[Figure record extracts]
^^^^

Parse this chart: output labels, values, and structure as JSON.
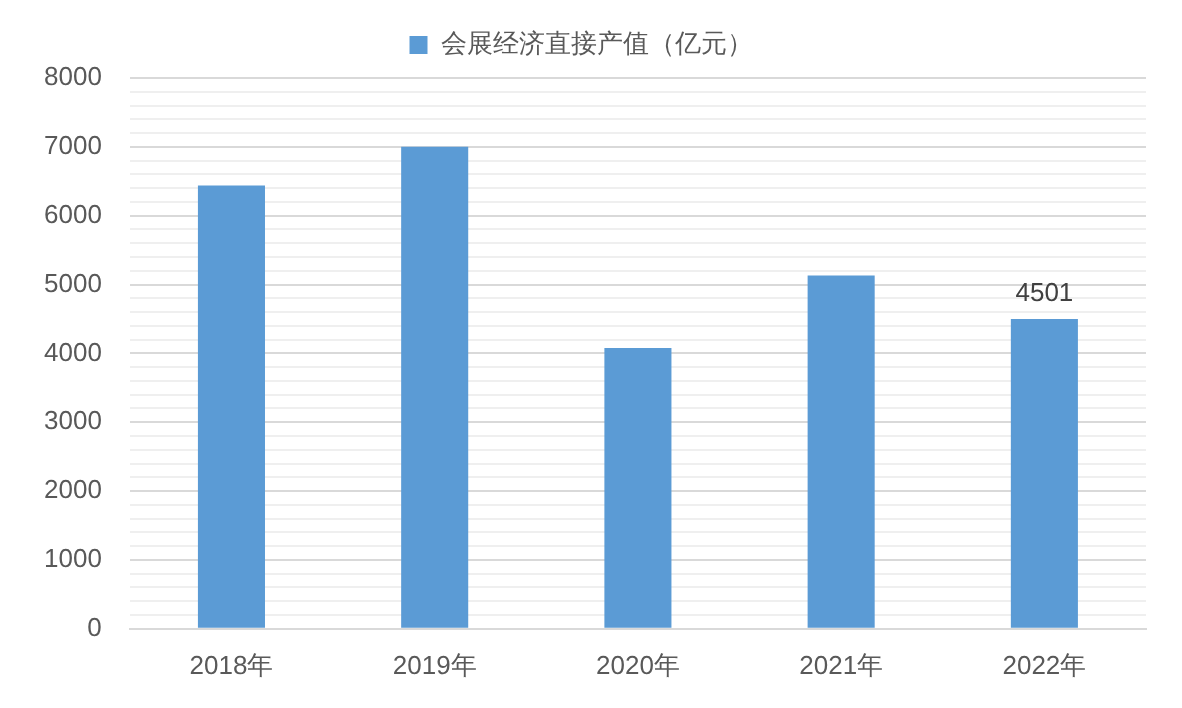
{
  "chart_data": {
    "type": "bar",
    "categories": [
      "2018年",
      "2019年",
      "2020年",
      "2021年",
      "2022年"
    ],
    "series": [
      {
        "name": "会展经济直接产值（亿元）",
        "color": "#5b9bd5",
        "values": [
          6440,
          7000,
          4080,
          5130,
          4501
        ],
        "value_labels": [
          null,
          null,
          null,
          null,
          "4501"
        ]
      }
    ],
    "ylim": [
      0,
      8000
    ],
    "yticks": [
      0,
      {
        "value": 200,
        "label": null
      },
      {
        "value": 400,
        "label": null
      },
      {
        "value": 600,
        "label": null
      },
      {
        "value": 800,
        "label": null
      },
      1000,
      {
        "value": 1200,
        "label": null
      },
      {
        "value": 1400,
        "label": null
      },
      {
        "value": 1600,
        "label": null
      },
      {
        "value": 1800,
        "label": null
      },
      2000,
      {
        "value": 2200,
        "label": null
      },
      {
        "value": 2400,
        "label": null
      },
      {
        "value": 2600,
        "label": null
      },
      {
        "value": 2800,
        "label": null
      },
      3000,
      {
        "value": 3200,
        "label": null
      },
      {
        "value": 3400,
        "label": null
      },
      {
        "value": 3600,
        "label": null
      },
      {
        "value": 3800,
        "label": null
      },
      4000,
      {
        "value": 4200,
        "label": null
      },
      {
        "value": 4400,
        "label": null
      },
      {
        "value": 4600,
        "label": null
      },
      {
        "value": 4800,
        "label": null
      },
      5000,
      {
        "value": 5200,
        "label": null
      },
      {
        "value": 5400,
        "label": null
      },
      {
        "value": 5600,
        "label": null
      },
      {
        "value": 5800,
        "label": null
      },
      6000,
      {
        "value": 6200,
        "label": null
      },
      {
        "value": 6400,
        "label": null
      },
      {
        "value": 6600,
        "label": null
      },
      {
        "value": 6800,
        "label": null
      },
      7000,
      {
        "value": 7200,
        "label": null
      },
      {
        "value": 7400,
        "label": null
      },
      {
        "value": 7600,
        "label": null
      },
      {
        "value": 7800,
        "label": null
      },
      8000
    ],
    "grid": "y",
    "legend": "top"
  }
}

^^^^

What you will do →
Lines containing the word "values" are to be counted in the listing; state their number alone.

Task output →
2